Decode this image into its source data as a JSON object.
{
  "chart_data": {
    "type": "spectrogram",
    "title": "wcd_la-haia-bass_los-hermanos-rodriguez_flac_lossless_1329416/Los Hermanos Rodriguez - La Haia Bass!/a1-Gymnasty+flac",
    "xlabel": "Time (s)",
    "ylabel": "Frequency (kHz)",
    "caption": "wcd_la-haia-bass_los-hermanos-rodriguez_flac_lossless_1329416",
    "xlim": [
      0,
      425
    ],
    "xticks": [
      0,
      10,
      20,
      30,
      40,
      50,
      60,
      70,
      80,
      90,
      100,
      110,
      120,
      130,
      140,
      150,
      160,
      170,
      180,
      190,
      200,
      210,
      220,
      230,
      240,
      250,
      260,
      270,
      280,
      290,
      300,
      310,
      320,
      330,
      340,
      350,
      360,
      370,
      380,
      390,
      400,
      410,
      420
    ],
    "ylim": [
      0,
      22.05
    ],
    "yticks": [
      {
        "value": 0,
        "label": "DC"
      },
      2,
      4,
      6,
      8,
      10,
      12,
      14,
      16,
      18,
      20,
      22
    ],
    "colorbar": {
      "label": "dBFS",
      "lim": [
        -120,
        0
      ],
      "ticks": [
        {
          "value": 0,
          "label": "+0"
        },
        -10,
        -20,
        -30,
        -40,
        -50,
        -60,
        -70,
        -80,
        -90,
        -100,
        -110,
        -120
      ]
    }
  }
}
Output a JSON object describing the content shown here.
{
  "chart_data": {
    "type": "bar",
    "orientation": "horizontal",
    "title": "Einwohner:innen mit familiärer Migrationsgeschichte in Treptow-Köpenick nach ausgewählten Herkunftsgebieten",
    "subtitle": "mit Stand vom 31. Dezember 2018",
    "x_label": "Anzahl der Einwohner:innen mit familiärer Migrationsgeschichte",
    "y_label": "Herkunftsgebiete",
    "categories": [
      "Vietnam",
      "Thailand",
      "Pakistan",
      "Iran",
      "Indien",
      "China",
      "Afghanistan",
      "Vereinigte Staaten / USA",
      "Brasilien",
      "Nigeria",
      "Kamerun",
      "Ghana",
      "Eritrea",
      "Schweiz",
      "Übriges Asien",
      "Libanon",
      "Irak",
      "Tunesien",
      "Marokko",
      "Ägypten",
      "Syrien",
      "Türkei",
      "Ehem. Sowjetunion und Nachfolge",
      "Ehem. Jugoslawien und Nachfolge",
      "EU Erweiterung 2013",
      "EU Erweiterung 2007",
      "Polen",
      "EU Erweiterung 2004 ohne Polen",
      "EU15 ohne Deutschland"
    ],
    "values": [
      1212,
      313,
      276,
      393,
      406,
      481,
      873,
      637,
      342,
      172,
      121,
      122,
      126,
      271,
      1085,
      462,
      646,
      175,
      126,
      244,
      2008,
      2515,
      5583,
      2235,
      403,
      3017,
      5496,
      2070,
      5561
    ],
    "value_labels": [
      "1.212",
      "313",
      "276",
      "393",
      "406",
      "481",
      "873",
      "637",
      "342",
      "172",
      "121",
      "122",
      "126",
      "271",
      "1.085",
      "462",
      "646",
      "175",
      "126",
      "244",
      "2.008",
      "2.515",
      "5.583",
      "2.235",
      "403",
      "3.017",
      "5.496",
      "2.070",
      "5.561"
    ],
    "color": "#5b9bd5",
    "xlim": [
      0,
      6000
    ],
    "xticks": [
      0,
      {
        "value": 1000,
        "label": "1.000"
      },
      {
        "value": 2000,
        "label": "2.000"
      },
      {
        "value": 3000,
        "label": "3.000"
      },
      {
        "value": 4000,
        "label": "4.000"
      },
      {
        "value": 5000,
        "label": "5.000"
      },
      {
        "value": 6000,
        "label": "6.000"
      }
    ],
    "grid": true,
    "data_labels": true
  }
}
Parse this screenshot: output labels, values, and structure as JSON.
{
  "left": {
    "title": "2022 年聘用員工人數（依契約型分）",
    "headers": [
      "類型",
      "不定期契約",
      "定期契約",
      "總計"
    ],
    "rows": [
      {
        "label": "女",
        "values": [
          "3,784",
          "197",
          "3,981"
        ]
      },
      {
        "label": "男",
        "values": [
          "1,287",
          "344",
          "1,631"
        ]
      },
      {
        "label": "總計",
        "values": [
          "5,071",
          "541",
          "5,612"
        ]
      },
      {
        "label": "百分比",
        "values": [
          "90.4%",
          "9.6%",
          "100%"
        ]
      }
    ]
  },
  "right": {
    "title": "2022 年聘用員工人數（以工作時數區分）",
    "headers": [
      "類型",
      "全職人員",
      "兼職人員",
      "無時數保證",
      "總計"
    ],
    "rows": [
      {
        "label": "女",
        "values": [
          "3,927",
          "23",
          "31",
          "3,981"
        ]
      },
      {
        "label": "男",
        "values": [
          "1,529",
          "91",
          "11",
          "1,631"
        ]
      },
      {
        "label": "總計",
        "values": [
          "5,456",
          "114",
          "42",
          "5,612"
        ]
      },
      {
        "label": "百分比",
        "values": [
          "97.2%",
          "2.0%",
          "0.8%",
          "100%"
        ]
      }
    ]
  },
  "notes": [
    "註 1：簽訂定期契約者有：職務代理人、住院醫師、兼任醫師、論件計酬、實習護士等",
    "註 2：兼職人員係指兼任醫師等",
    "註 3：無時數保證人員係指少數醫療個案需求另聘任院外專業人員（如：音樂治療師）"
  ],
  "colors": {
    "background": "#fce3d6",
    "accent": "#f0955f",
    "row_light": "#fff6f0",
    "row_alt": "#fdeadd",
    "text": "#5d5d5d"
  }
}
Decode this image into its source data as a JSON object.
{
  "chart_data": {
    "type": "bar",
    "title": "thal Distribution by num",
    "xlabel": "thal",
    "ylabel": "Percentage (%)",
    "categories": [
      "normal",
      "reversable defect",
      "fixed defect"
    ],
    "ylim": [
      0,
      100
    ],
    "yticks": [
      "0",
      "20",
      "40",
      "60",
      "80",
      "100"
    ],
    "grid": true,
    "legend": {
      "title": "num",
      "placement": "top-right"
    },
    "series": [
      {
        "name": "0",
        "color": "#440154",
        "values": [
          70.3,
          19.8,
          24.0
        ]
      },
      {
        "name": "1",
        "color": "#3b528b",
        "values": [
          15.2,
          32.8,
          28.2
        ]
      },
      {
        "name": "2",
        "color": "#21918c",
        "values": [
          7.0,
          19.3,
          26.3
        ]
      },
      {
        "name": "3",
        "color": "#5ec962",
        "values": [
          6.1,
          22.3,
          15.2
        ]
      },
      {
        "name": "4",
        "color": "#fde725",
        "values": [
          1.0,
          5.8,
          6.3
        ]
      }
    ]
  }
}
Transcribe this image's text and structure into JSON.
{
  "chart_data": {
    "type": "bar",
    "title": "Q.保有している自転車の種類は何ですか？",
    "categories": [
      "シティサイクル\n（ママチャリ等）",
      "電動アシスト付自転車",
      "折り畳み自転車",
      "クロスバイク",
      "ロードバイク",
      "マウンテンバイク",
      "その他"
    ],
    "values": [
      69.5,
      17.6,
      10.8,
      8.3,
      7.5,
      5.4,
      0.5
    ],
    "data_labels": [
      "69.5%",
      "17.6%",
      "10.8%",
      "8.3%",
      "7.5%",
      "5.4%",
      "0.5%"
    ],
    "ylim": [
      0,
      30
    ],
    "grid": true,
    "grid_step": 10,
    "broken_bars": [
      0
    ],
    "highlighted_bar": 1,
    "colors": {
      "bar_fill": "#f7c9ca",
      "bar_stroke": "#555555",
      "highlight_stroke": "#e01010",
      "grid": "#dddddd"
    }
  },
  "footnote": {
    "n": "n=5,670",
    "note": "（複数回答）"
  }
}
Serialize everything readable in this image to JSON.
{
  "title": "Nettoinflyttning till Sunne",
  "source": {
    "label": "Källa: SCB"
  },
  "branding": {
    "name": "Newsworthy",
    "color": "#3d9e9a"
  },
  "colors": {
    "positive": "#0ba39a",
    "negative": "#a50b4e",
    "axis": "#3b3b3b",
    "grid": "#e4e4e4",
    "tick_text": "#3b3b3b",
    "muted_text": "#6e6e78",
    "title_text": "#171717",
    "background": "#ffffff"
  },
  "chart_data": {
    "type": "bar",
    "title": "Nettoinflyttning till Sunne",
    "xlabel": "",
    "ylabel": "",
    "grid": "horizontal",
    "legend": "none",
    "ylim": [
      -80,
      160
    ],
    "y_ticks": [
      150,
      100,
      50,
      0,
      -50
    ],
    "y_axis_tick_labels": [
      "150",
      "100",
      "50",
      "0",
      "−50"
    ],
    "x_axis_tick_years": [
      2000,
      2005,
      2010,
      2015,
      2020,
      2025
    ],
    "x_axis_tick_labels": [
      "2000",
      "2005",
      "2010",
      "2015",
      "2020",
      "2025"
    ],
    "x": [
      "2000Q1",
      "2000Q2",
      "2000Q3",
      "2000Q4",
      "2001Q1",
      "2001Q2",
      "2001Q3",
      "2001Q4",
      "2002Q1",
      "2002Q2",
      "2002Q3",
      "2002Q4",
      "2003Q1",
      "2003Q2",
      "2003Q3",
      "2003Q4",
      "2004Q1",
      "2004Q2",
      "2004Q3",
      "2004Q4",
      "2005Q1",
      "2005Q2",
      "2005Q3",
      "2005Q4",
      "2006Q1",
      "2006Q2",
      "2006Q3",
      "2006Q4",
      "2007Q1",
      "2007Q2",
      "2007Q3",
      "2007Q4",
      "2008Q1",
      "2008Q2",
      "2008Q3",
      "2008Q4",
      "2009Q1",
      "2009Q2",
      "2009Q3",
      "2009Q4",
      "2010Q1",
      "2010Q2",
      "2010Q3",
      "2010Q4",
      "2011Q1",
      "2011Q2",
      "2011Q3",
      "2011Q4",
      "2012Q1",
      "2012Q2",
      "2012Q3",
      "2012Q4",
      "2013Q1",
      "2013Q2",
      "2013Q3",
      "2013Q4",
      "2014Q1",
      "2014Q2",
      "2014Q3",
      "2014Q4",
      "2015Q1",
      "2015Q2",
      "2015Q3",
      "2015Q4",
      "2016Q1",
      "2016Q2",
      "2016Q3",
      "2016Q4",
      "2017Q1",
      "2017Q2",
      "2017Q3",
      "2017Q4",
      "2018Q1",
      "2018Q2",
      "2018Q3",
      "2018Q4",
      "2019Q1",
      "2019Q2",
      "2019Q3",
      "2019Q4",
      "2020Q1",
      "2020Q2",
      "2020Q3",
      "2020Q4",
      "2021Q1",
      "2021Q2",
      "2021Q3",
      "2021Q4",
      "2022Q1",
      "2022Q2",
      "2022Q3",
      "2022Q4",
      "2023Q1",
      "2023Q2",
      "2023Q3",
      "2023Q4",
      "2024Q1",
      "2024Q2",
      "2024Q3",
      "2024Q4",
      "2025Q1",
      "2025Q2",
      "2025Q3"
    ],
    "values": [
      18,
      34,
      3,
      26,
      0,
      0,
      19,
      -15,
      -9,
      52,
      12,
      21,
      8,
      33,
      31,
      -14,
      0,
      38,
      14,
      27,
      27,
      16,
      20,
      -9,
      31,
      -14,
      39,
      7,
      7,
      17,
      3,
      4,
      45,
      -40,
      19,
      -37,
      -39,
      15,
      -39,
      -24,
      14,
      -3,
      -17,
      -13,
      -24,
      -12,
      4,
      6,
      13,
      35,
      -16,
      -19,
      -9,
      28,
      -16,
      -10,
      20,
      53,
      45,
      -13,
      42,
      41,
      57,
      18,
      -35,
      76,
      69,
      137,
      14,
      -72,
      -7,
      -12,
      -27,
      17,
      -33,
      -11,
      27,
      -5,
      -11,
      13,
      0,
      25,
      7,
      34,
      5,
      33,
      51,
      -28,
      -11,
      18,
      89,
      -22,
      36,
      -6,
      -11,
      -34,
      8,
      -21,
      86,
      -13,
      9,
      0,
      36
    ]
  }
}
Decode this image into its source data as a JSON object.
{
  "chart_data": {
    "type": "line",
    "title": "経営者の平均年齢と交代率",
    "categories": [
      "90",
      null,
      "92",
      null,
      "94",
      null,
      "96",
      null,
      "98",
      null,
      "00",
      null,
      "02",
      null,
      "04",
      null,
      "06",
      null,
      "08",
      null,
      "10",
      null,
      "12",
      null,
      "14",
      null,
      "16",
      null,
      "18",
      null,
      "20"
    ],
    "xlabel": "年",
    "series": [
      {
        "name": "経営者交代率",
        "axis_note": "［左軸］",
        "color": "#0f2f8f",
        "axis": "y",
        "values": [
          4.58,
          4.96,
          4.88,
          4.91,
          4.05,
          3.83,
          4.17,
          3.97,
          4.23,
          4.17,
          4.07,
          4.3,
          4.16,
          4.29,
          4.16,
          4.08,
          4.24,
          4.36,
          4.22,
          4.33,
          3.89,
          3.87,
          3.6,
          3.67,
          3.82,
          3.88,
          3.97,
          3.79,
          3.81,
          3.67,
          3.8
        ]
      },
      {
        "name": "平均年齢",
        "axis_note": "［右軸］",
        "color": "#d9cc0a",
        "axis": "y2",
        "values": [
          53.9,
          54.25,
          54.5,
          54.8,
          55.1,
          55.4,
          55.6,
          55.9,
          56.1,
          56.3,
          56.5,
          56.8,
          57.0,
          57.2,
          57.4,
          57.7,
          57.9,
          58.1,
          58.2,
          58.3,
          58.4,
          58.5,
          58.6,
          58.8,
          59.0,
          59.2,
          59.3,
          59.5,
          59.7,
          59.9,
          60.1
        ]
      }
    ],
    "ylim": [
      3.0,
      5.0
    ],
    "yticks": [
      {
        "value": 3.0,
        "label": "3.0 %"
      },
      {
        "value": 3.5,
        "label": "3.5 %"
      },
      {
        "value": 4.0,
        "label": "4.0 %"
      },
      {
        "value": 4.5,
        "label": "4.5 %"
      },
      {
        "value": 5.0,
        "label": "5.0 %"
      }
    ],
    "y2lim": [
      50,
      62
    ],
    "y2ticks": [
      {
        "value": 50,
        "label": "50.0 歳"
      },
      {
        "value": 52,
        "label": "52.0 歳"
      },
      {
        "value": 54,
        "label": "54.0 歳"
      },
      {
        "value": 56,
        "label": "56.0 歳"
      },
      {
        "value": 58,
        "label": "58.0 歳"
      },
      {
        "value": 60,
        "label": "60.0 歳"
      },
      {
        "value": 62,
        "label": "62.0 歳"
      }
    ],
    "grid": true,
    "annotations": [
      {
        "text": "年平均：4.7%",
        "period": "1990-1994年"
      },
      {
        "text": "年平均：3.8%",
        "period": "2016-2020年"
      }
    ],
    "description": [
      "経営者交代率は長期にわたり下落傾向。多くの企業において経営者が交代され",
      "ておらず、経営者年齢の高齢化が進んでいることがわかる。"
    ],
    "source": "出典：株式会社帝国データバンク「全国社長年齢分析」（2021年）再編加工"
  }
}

What to do: Find each line in the records holding the string "Nettoinflyttning" and show it.

Output of the task:
  "title": "Nettoinflyttning till Sunne",
    "title": "Nettoinflyttning till Sunne",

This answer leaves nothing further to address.